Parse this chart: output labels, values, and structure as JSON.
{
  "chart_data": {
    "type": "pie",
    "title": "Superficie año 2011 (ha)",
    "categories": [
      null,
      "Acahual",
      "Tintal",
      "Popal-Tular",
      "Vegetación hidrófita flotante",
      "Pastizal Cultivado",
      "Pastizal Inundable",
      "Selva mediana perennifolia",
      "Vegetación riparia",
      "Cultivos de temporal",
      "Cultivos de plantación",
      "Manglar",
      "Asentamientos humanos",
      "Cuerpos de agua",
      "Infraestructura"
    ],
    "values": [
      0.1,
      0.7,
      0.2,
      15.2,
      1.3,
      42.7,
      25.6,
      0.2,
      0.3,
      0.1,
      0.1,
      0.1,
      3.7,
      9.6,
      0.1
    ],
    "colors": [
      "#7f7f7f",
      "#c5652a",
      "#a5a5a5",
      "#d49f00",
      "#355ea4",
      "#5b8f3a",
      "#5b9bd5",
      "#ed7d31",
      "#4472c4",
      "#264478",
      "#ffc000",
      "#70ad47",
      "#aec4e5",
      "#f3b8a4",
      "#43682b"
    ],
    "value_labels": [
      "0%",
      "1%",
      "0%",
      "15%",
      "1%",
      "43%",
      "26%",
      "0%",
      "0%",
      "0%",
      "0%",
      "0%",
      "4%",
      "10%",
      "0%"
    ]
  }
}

▶ _Task goal_:
Using the data above, return each line exactly as written.

▶ _Expected output_:
Parse this chart: output labels, values, and structure as JSON.
{
  "chart_data": {
    "type": "pie",
    "title": "Superficie año 2011 (ha)",
    "categories": [
      null,
      "Acahual",
      "Tintal",
      "Popal-Tular",
      "Vegetación hidrófita flotante",
      "Pastizal Cultivado",
      "Pastizal Inundable",
      "Selva mediana perennifolia",
      "Vegetación riparia",
      "Cultivos de temporal",
      "Cultivos de plantación",
      "Manglar",
      "Asentamientos humanos",
      "Cuerpos de agua",
      "Infraestructura"
    ],
    "values": [
      0.1,
      0.7,
      0.2,
      15.2,
      1.3,
      42.7,
      25.6,
      0.2,
      0.3,
      0.1,
      0.1,
      0.1,
      3.7,
      9.6,
      0.1
    ],
    "colors": [
      "#7f7f7f",
      "#c5652a",
      "#a5a5a5",
      "#d49f00",
      "#355ea4",
      "#5b8f3a",
      "#5b9bd5",
      "#ed7d31",
      "#4472c4",
      "#264478",
      "#ffc000",
      "#70ad47",
      "#aec4e5",
      "#f3b8a4",
      "#43682b"
    ],
    "value_labels": [
      "0%",
      "1%",
      "0%",
      "15%",
      "1%",
      "43%",
      "26%",
      "0%",
      "0%",
      "0%",
      "0%",
      "0%",
      "4%",
      "10%",
      "0%"
    ]
  }
}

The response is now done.